## [PROBLEM STATEMENT]
Below is a listing to transcribe in full and exactly; keep the pictures out.

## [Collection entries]
• • •

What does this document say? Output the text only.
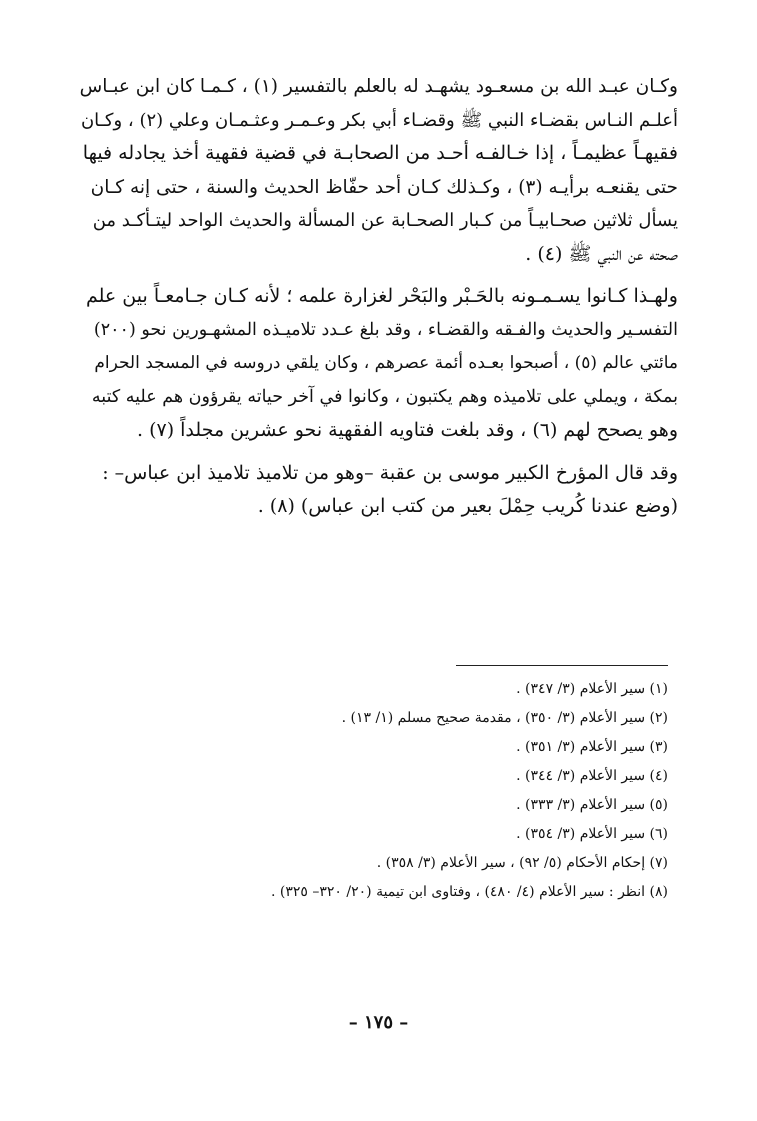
وكـان عبـد الله بن مسعـود يشهـد له بالعلم بالتفسير (١) ، كـمـا كان ابن عبـاس
أعلـم النـاس بقضـاء النبي ﷺ وقضـاء أبي بكر وعـمـر وعثـمـان وعلي (٢) ، وكـان
فقيهـاً عظيمـاً ، إذا خـالفـه أحـد من الصحابـة في قضية فقهية أخذ يجادله فيها
حتى يقنعـه برأيـه (٣) ، وكـذلك كـان أحد حفّاظ الحديث والسنة ، حتى إنه كـان
يسأل ثلاثين صحـابيـاً من كـبار الصحـابة عن المسألة والحديث الواحد ليتـأكـد من
صحته عن النبي ﷺ (٤) .

ولهـذا كـانوا يسـمـونه بالحَـبْر والبَحْر لغزارة علمه ؛ لأنه كـان جـامعـاً بين علم
التفسـير والحديث والفـقه والقضـاء ، وقد بلغ عـدد تلاميـذه المشهـورين نحو (٢٠٠)
مائتي عالم (٥) ، أصبحوا بعـده أئمة عصرهم ، وكان يلقي دروسه في المسجد الحرام
بمكة ، ويملي على تلاميذه وهم يكتبون ، وكانوا في آخر حياته يقرؤون هم عليه كتبه
وهو يصحح لهم (٦) ، وقد بلغت فتاويه الفقهية نحو عشرين مجلداً (٧) .

وقد قال المؤرخ الكبير موسى بن عقبة –وهو من تلاميذ تلاميذ ابن عباس– :
(وضع عندنا كُريب حِمْلَ بعير من كتب ابن عباس) (٨) .

(١) سير الأعلام (٣/ ٣٤٧) .
(٢) سير الأعلام (٣/ ٣٥٠) ، مقدمة صحيح مسلم (١/ ١٣) .
(٣) سير الأعلام (٣/ ٣٥١) .
(٤) سير الأعلام (٣/ ٣٤٤) .
(٥) سير الأعلام (٣/ ٣٣٣) .
(٦) سير الأعلام (٣/ ٣٥٤) .
(٧) إحكام الأحكام (٥/ ٩٢) ، سير الأعلام (٣/ ٣٥٨) .
(٨) انظر : سير الأعلام (٤/ ٤٨٠) ، وفتاوى ابن تيمية (٢٠/ ٣٢٠– ٣٢٥) .
– ١٧٥ –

• • •

## [CORRECT RESPONSE]
What does this document say? Output the text only.
وكـان عبـد الله بن مسعـود يشهـد له بالعلم بالتفسير (١) ، كـمـا كان ابن عبـاس
أعلـم النـاس بقضـاء النبي ﷺ وقضـاء أبي بكر وعـمـر وعثـمـان وعلي (٢) ، وكـان
فقيهـاً عظيمـاً ، إذا خـالفـه أحـد من الصحابـة في قضية فقهية أخذ يجادله فيها
حتى يقنعـه برأيـه (٣) ، وكـذلك كـان أحد حفّاظ الحديث والسنة ، حتى إنه كـان
يسأل ثلاثين صحـابيـاً من كـبار الصحـابة عن المسألة والحديث الواحد ليتـأكـد من
صحته عن النبي ﷺ (٤) .

ولهـذا كـانوا يسـمـونه بالحَـبْر والبَحْر لغزارة علمه ؛ لأنه كـان جـامعـاً بين علم
التفسـير والحديث والفـقه والقضـاء ، وقد بلغ عـدد تلاميـذه المشهـورين نحو (٢٠٠)
مائتي عالم (٥) ، أصبحوا بعـده أئمة عصرهم ، وكان يلقي دروسه في المسجد الحرام
بمكة ، ويملي على تلاميذه وهم يكتبون ، وكانوا في آخر حياته يقرؤون هم عليه كتبه
وهو يصحح لهم (٦) ، وقد بلغت فتاويه الفقهية نحو عشرين مجلداً (٧) .

وقد قال المؤرخ الكبير موسى بن عقبة –وهو من تلاميذ تلاميذ ابن عباس– :
(وضع عندنا كُريب حِمْلَ بعير من كتب ابن عباس) (٨) .

(١) سير الأعلام (٣/ ٣٤٧) .
(٢) سير الأعلام (٣/ ٣٥٠) ، مقدمة صحيح مسلم (١/ ١٣) .
(٣) سير الأعلام (٣/ ٣٥١) .
(٤) سير الأعلام (٣/ ٣٤٤) .
(٥) سير الأعلام (٣/ ٣٣٣) .
(٦) سير الأعلام (٣/ ٣٥٤) .
(٧) إحكام الأحكام (٥/ ٩٢) ، سير الأعلام (٣/ ٣٥٨) .
(٨) انظر : سير الأعلام (٤/ ٤٨٠) ، وفتاوى ابن تيمية (٢٠/ ٣٢٠– ٣٢٥) .
– ١٧٥ –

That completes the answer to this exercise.